## Supplied data:
============================================================

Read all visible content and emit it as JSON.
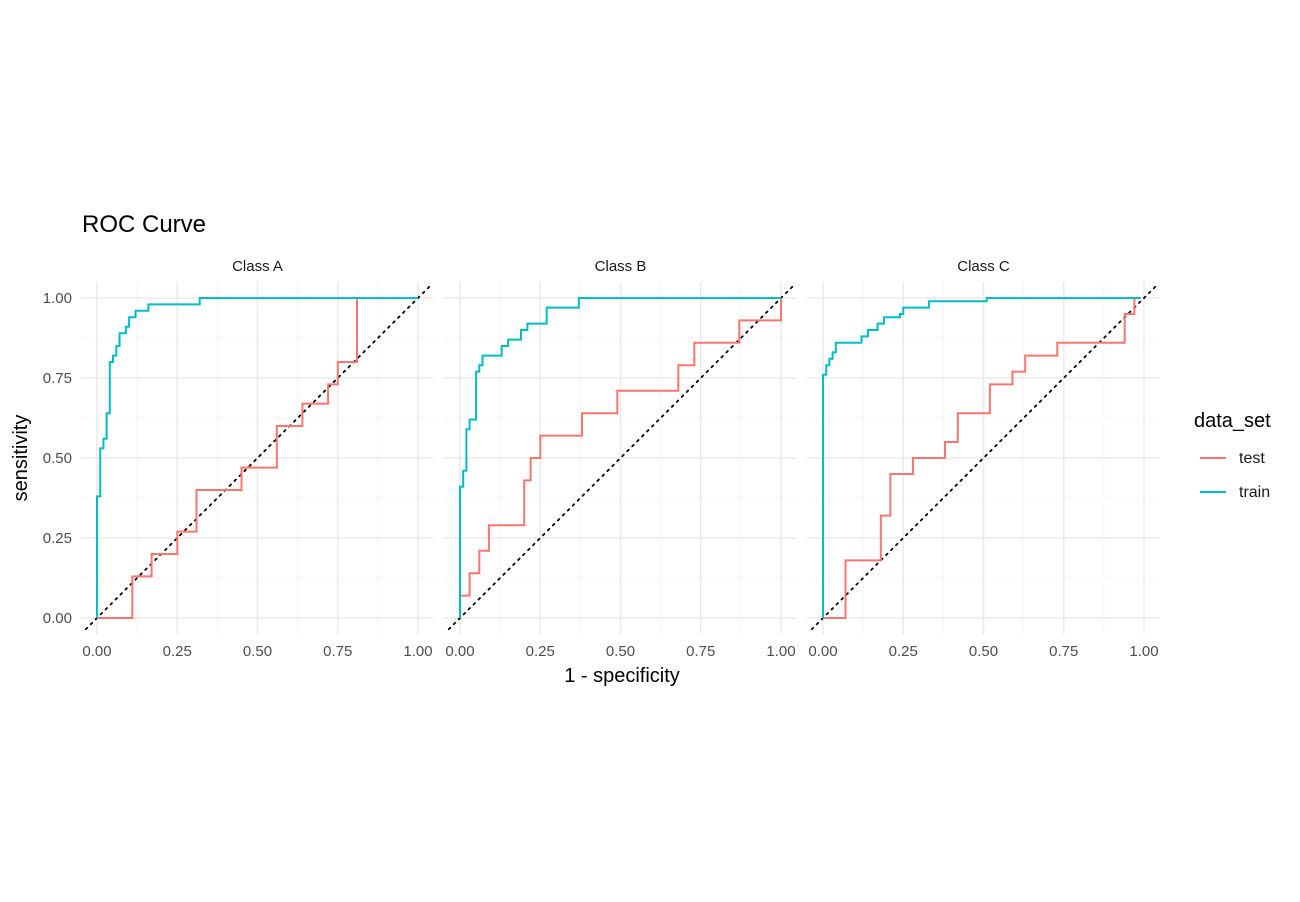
{
  "chart_data": {
    "type": "line",
    "title": "ROC Curve",
    "xlabel": "1 - specificity",
    "ylabel": "sensitivity",
    "xlim": [
      0,
      1
    ],
    "ylim": [
      0,
      1
    ],
    "x_ticks": [
      "0.00",
      "0.25",
      "0.50",
      "0.75",
      "1.00"
    ],
    "y_ticks": [
      "0.00",
      "0.25",
      "0.50",
      "0.75",
      "1.00"
    ],
    "grid": true,
    "reference_line": "diagonal y = x (dotted)",
    "legend": {
      "title": "data_set",
      "position": "right",
      "entries": [
        {
          "name": "test",
          "color": "#F8766D"
        },
        {
          "name": "train",
          "color": "#00BFC4"
        }
      ]
    },
    "panels": [
      {
        "label": "Class A",
        "series": [
          {
            "name": "train",
            "color": "#00BFC4",
            "x": [
              0,
              0,
              0.01,
              0.01,
              0.02,
              0.02,
              0.03,
              0.03,
              0.04,
              0.04,
              0.05,
              0.05,
              0.06,
              0.06,
              0.07,
              0.07,
              0.09,
              0.09,
              0.1,
              0.1,
              0.12,
              0.12,
              0.16,
              0.16,
              0.32,
              0.32,
              1.0
            ],
            "y": [
              0,
              0.38,
              0.38,
              0.53,
              0.53,
              0.56,
              0.56,
              0.64,
              0.64,
              0.8,
              0.8,
              0.82,
              0.82,
              0.85,
              0.85,
              0.89,
              0.89,
              0.91,
              0.91,
              0.94,
              0.94,
              0.96,
              0.96,
              0.98,
              0.98,
              1.0,
              1.0
            ]
          },
          {
            "name": "test",
            "color": "#F8766D",
            "x": [
              0,
              0.11,
              0.11,
              0.17,
              0.17,
              0.25,
              0.25,
              0.31,
              0.31,
              0.45,
              0.45,
              0.56,
              0.56,
              0.64,
              0.64,
              0.72,
              0.72,
              0.75,
              0.75,
              0.81,
              0.81
            ],
            "y": [
              0,
              0,
              0.13,
              0.13,
              0.2,
              0.2,
              0.27,
              0.27,
              0.4,
              0.4,
              0.47,
              0.47,
              0.6,
              0.6,
              0.67,
              0.67,
              0.73,
              0.73,
              0.8,
              0.8,
              1.0
            ]
          }
        ]
      },
      {
        "label": "Class B",
        "series": [
          {
            "name": "train",
            "color": "#00BFC4",
            "x": [
              0,
              0,
              0.01,
              0.01,
              0.02,
              0.02,
              0.03,
              0.03,
              0.05,
              0.05,
              0.06,
              0.06,
              0.07,
              0.07,
              0.13,
              0.13,
              0.15,
              0.15,
              0.19,
              0.19,
              0.21,
              0.21,
              0.27,
              0.27,
              0.37,
              0.37,
              1.0
            ],
            "y": [
              0,
              0.41,
              0.41,
              0.46,
              0.46,
              0.59,
              0.59,
              0.62,
              0.62,
              0.77,
              0.77,
              0.79,
              0.79,
              0.82,
              0.82,
              0.85,
              0.85,
              0.87,
              0.87,
              0.9,
              0.9,
              0.92,
              0.92,
              0.97,
              0.97,
              1.0,
              1.0
            ]
          },
          {
            "name": "test",
            "color": "#F8766D",
            "x": [
              0,
              0,
              0.03,
              0.03,
              0.06,
              0.06,
              0.09,
              0.09,
              0.2,
              0.2,
              0.22,
              0.22,
              0.25,
              0.25,
              0.38,
              0.38,
              0.49,
              0.49,
              0.68,
              0.68,
              0.73,
              0.73,
              0.87,
              0.87,
              1.0,
              1.0
            ],
            "y": [
              0,
              0.07,
              0.07,
              0.14,
              0.14,
              0.21,
              0.21,
              0.29,
              0.29,
              0.43,
              0.43,
              0.5,
              0.5,
              0.57,
              0.57,
              0.64,
              0.64,
              0.71,
              0.71,
              0.79,
              0.79,
              0.86,
              0.86,
              0.93,
              0.93,
              1.0
            ]
          }
        ]
      },
      {
        "label": "Class C",
        "series": [
          {
            "name": "train",
            "color": "#00BFC4",
            "x": [
              0,
              0,
              0.01,
              0.01,
              0.02,
              0.02,
              0.03,
              0.03,
              0.04,
              0.04,
              0.05,
              0.05,
              0.12,
              0.12,
              0.14,
              0.14,
              0.17,
              0.17,
              0.19,
              0.19,
              0.24,
              0.24,
              0.25,
              0.25,
              0.33,
              0.33,
              0.51,
              0.51,
              0.99,
              0.99
            ],
            "y": [
              0,
              0.76,
              0.76,
              0.79,
              0.79,
              0.81,
              0.81,
              0.83,
              0.83,
              0.86,
              0.86,
              0.86,
              0.86,
              0.88,
              0.88,
              0.9,
              0.9,
              0.92,
              0.92,
              0.94,
              0.94,
              0.95,
              0.95,
              0.97,
              0.97,
              0.99,
              0.99,
              1.0,
              1.0,
              1.0
            ]
          },
          {
            "name": "test",
            "color": "#F8766D",
            "x": [
              0,
              0.07,
              0.07,
              0.18,
              0.18,
              0.21,
              0.21,
              0.28,
              0.28,
              0.38,
              0.38,
              0.42,
              0.42,
              0.52,
              0.52,
              0.59,
              0.59,
              0.63,
              0.63,
              0.73,
              0.73,
              0.94,
              0.94,
              0.97,
              0.97
            ],
            "y": [
              0,
              0,
              0.18,
              0.18,
              0.32,
              0.32,
              0.45,
              0.45,
              0.5,
              0.5,
              0.55,
              0.55,
              0.64,
              0.64,
              0.73,
              0.73,
              0.77,
              0.77,
              0.82,
              0.82,
              0.86,
              0.86,
              0.95,
              0.95,
              1.0
            ]
          }
        ]
      }
    ]
  }
}
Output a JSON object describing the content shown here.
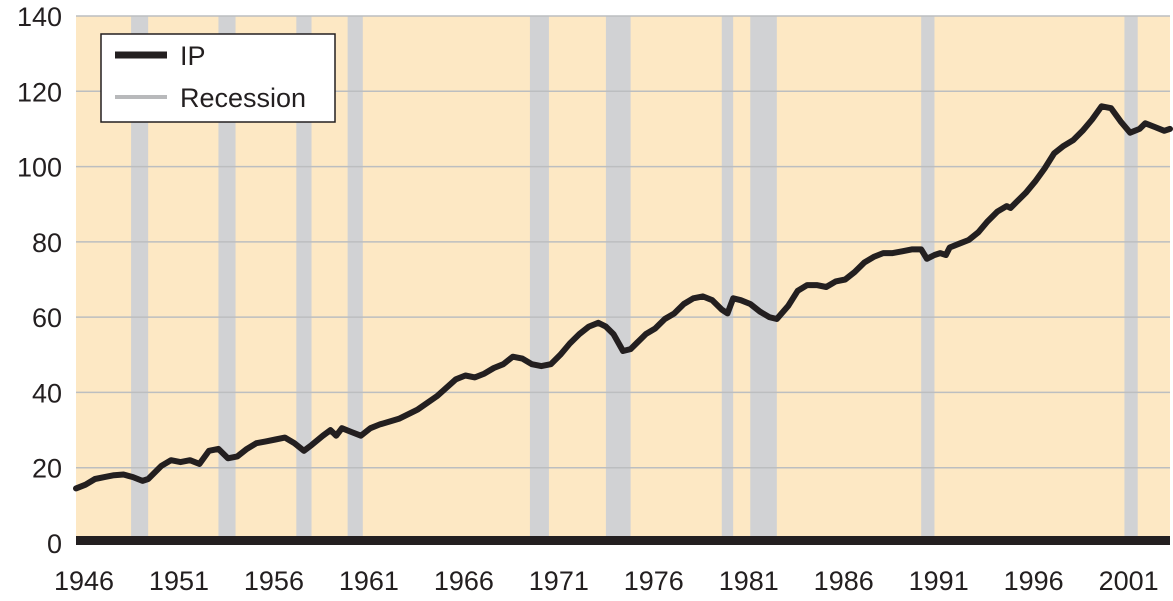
{
  "chart_data": {
    "type": "line",
    "title": "",
    "xlabel": "",
    "ylabel": "",
    "xlim": [
      1946,
      2003.6
    ],
    "ylim": [
      0,
      140
    ],
    "yticks": [
      0,
      20,
      40,
      60,
      80,
      100,
      120,
      140
    ],
    "xticks": [
      1946,
      1951,
      1956,
      1961,
      1966,
      1971,
      1976,
      1981,
      1986,
      1991,
      1996,
      2001
    ],
    "grid": true,
    "legend_position": "top-left",
    "colors": {
      "plot_background": "#fde8c4",
      "line": "#231f20",
      "recession": "#d1d2d4",
      "grid": "#bcbec0",
      "axis": "#231f20"
    },
    "legend": [
      {
        "label": "IP",
        "kind": "line"
      },
      {
        "label": "Recession",
        "kind": "band"
      }
    ],
    "recessions": [
      [
        1948.9,
        1949.8
      ],
      [
        1953.5,
        1954.4
      ],
      [
        1957.6,
        1958.4
      ],
      [
        1960.3,
        1961.1
      ],
      [
        1969.9,
        1970.9
      ],
      [
        1973.9,
        1975.2
      ],
      [
        1980.0,
        1980.6
      ],
      [
        1981.5,
        1982.9
      ],
      [
        1990.5,
        1991.2
      ],
      [
        2001.2,
        2001.9
      ]
    ],
    "series": [
      {
        "name": "IP",
        "x": [
          1946.0,
          1946.5,
          1947.0,
          1947.5,
          1948.0,
          1948.5,
          1949.0,
          1949.5,
          1949.8,
          1950.5,
          1951.0,
          1951.5,
          1952.0,
          1952.5,
          1953.0,
          1953.5,
          1954.0,
          1954.5,
          1955.0,
          1955.5,
          1956.0,
          1956.5,
          1957.0,
          1957.5,
          1958.0,
          1958.4,
          1959.0,
          1959.4,
          1959.7,
          1960.0,
          1960.5,
          1961.0,
          1961.5,
          1962.0,
          1963.0,
          1964.0,
          1965.0,
          1966.0,
          1966.5,
          1967.0,
          1967.5,
          1968.0,
          1968.5,
          1969.0,
          1969.5,
          1970.0,
          1970.5,
          1971.0,
          1971.5,
          1972.0,
          1972.5,
          1973.0,
          1973.5,
          1973.9,
          1974.3,
          1974.8,
          1975.2,
          1975.7,
          1976.0,
          1976.5,
          1977.0,
          1977.5,
          1978.0,
          1978.5,
          1979.0,
          1979.5,
          1980.0,
          1980.3,
          1980.6,
          1981.0,
          1981.5,
          1982.0,
          1982.5,
          1982.9,
          1983.5,
          1984.0,
          1984.5,
          1985.0,
          1985.5,
          1986.0,
          1986.5,
          1987.0,
          1987.5,
          1988.0,
          1988.5,
          1989.0,
          1989.5,
          1990.0,
          1990.5,
          1990.8,
          1991.2,
          1991.5,
          1991.8,
          1992.0,
          1992.5,
          1993.0,
          1993.5,
          1994.0,
          1994.5,
          1995.0,
          1995.2,
          1995.5,
          1996.0,
          1996.5,
          1997.0,
          1997.5,
          1998.0,
          1998.5,
          1999.0,
          1999.5,
          2000.0,
          2000.5,
          2001.0,
          2001.5,
          2002.0,
          2002.3,
          2002.8,
          2003.3,
          2003.6
        ],
        "values": [
          14.5,
          15.5,
          17.0,
          17.5,
          18.0,
          18.2,
          17.5,
          16.5,
          17.0,
          20.5,
          22.0,
          21.5,
          22.0,
          21.0,
          24.5,
          25.0,
          22.5,
          23.0,
          25.0,
          26.5,
          27.0,
          27.5,
          28.0,
          26.5,
          24.5,
          26.0,
          28.5,
          30.0,
          28.5,
          30.5,
          29.5,
          28.5,
          30.5,
          31.5,
          33.0,
          35.5,
          39.0,
          43.5,
          44.5,
          44.0,
          45.0,
          46.5,
          47.5,
          49.5,
          49.0,
          47.5,
          47.0,
          47.5,
          50.0,
          53.0,
          55.5,
          57.5,
          58.5,
          57.5,
          55.5,
          51.0,
          51.5,
          54.0,
          55.5,
          57.0,
          59.5,
          61.0,
          63.5,
          65.0,
          65.5,
          64.5,
          62.0,
          61.0,
          65.0,
          64.5,
          63.5,
          61.5,
          60.0,
          59.5,
          63.0,
          67.0,
          68.5,
          68.5,
          68.0,
          69.5,
          70.0,
          72.0,
          74.5,
          76.0,
          77.0,
          77.0,
          77.5,
          78.0,
          78.0,
          75.5,
          76.5,
          77.0,
          76.5,
          78.5,
          79.5,
          80.5,
          82.5,
          85.5,
          88.0,
          89.5,
          89.0,
          90.5,
          93.0,
          96.0,
          99.5,
          103.5,
          105.5,
          107.0,
          109.5,
          112.5,
          116.0,
          115.5,
          112.0,
          109.0,
          110.0,
          111.5,
          110.5,
          109.5,
          110.0
        ]
      }
    ]
  }
}
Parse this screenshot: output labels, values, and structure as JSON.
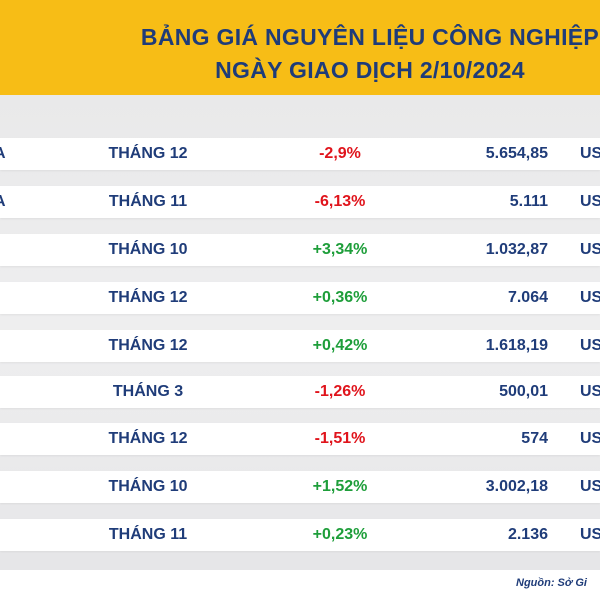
{
  "title": {
    "line1": "BẢNG GIÁ NGUYÊN LIỆU CÔNG NGHIỆP",
    "line2": "NGÀY GIAO DỊCH 2/10/2024"
  },
  "colors": {
    "header_bg": "#f7bd16",
    "title_text": "#1f3c79",
    "negative": "#e0141c",
    "positive": "#1e9e3a"
  },
  "rows": [
    {
      "name": "A",
      "month": "THÁNG 12",
      "change": "-2,9%",
      "direction": "neg",
      "price": "5.654,85",
      "unit": "US"
    },
    {
      "name": "A",
      "month": "THÁNG 11",
      "change": "-6,13%",
      "direction": "neg",
      "price": "5.111",
      "unit": "US"
    },
    {
      "name": "",
      "month": "THÁNG 10",
      "change": "+3,34%",
      "direction": "pos",
      "price": "1.032,87",
      "unit": "US"
    },
    {
      "name": "",
      "month": "THÁNG 12",
      "change": "+0,36%",
      "direction": "pos",
      "price": "7.064",
      "unit": "US"
    },
    {
      "name": "",
      "month": "THÁNG 12",
      "change": "+0,42%",
      "direction": "pos",
      "price": "1.618,19",
      "unit": "US"
    },
    {
      "name": "",
      "month": "THÁNG 3",
      "change": "-1,26%",
      "direction": "neg",
      "price": "500,01",
      "unit": "US"
    },
    {
      "name": "",
      "month": "THÁNG 12",
      "change": "-1,51%",
      "direction": "neg",
      "price": "574",
      "unit": "US"
    },
    {
      "name": "",
      "month": "THÁNG 10",
      "change": "+1,52%",
      "direction": "pos",
      "price": "3.002,18",
      "unit": "US"
    },
    {
      "name": "",
      "month": "THÁNG 11",
      "change": "+0,23%",
      "direction": "pos",
      "price": "2.136",
      "unit": "US"
    }
  ],
  "footer": {
    "source": "Nguồn: Sở Gi"
  }
}
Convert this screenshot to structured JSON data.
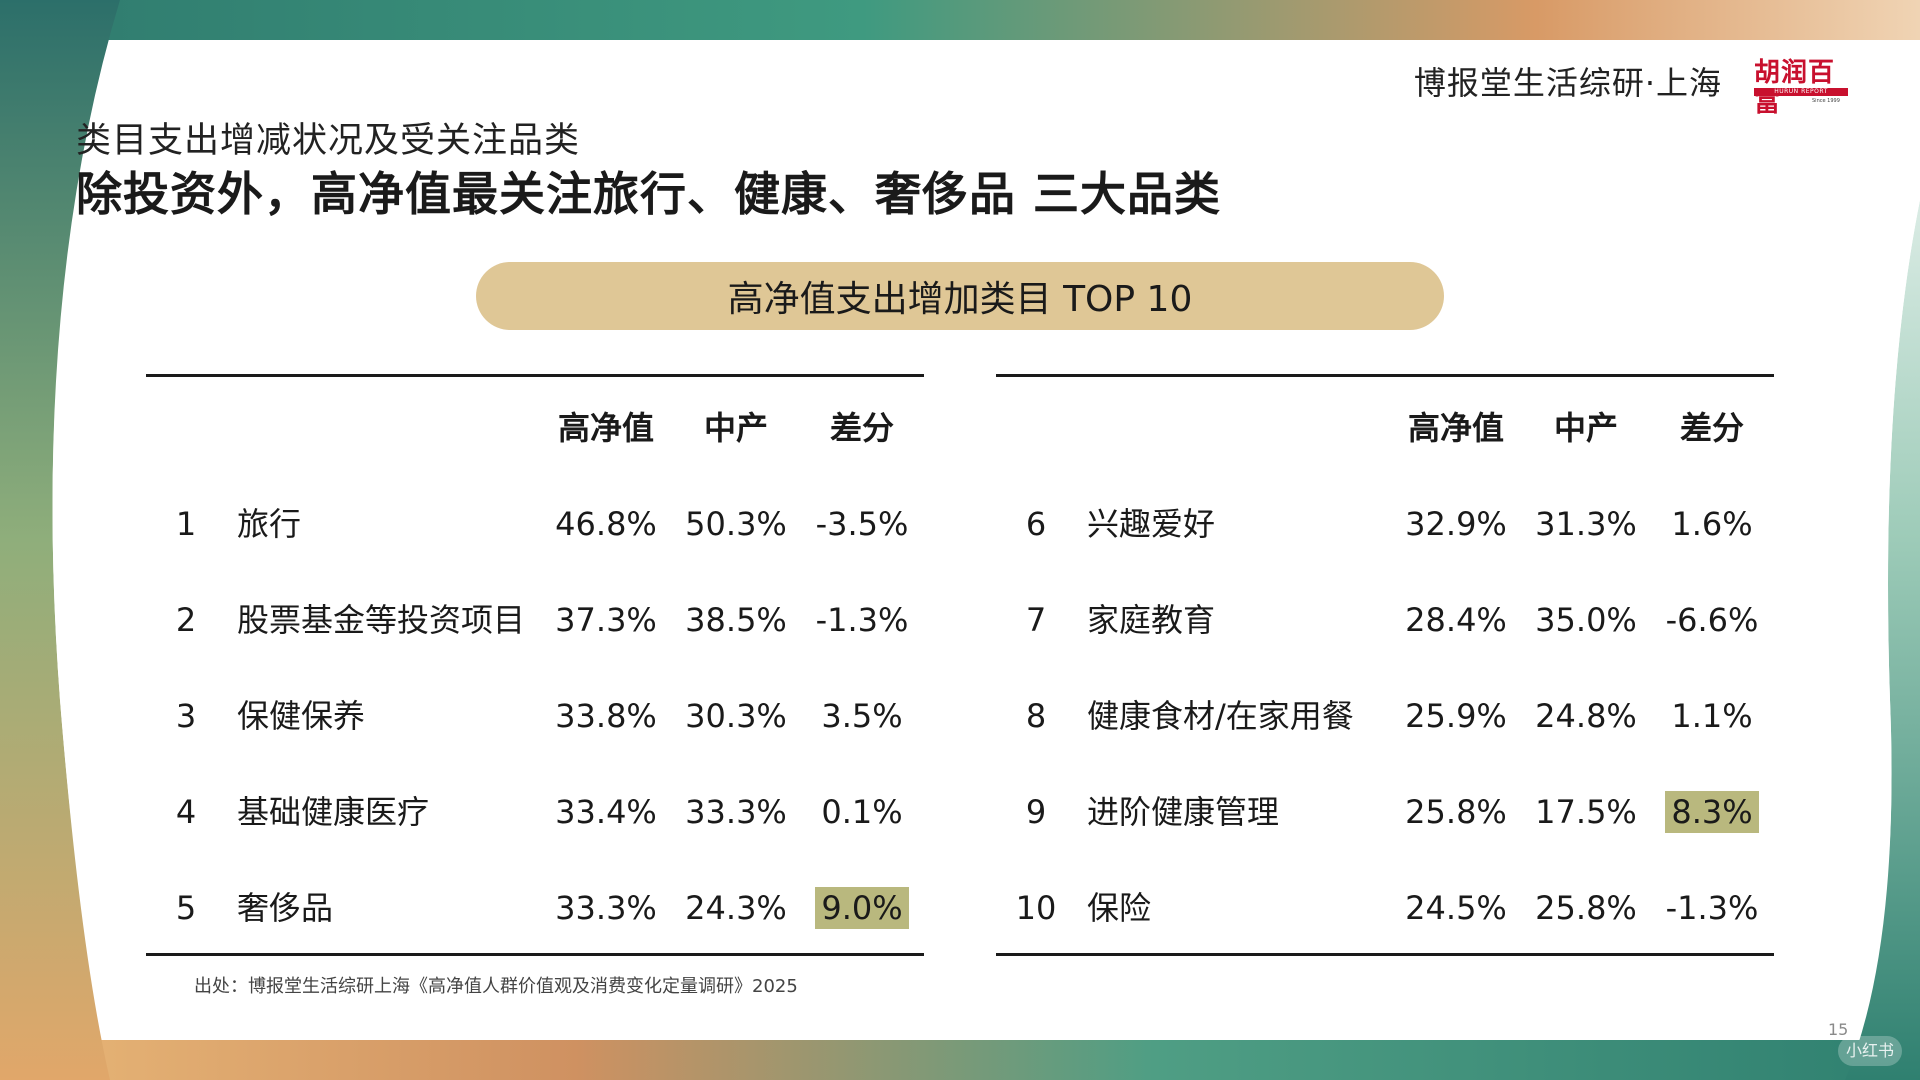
{
  "header": {
    "brand_text": "博报堂生活综研·上海",
    "logo_cn": "胡润百富",
    "logo_en": "HURUN REPORT",
    "logo_since": "Since 1999"
  },
  "subtitle": "类目支出增减状况及受关注品类",
  "title": "除投资外，高净值最关注旅行、健康、奢侈品 三大品类",
  "banner": "高净值支出增加类目 TOP 10",
  "table": {
    "columns": [
      "高净值",
      "中产",
      "差分"
    ],
    "highlight_color": "#b9b87e",
    "left": [
      {
        "rank": "1",
        "name": "旅行",
        "hnw": "46.8%",
        "mid": "50.3%",
        "diff": "-3.5%",
        "highlight": false
      },
      {
        "rank": "2",
        "name": "股票基金等投资项目",
        "hnw": "37.3%",
        "mid": "38.5%",
        "diff": "-1.3%",
        "highlight": false
      },
      {
        "rank": "3",
        "name": "保健保养",
        "hnw": "33.8%",
        "mid": "30.3%",
        "diff": "3.5%",
        "highlight": false
      },
      {
        "rank": "4",
        "name": "基础健康医疗",
        "hnw": "33.4%",
        "mid": "33.3%",
        "diff": "0.1%",
        "highlight": false
      },
      {
        "rank": "5",
        "name": "奢侈品",
        "hnw": "33.3%",
        "mid": "24.3%",
        "diff": "9.0%",
        "highlight": true
      }
    ],
    "right": [
      {
        "rank": "6",
        "name": "兴趣爱好",
        "hnw": "32.9%",
        "mid": "31.3%",
        "diff": "1.6%",
        "highlight": false
      },
      {
        "rank": "7",
        "name": "家庭教育",
        "hnw": "28.4%",
        "mid": "35.0%",
        "diff": "-6.6%",
        "highlight": false
      },
      {
        "rank": "8",
        "name": "健康食材/在家用餐",
        "hnw": "25.9%",
        "mid": "24.8%",
        "diff": "1.1%",
        "highlight": false
      },
      {
        "rank": "9",
        "name": "进阶健康管理",
        "hnw": "25.8%",
        "mid": "17.5%",
        "diff": "8.3%",
        "highlight": true
      },
      {
        "rank": "10",
        "name": "保险",
        "hnw": "24.5%",
        "mid": "25.8%",
        "diff": "-1.3%",
        "highlight": false
      }
    ]
  },
  "source": "出处：博报堂生活综研上海《高净值人群价值观及消费变化定量调研》2025",
  "page_number": "15",
  "watermark": "小红书",
  "colors": {
    "banner": "#dfc796",
    "green": "#3f9a80",
    "orange": "#d8955e",
    "teal": "#2c6f6a"
  }
}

============================================================

## Short exercise:
From the material given, work out how many lines hold the string "source"; state that number and nothing further.

## Result below:
2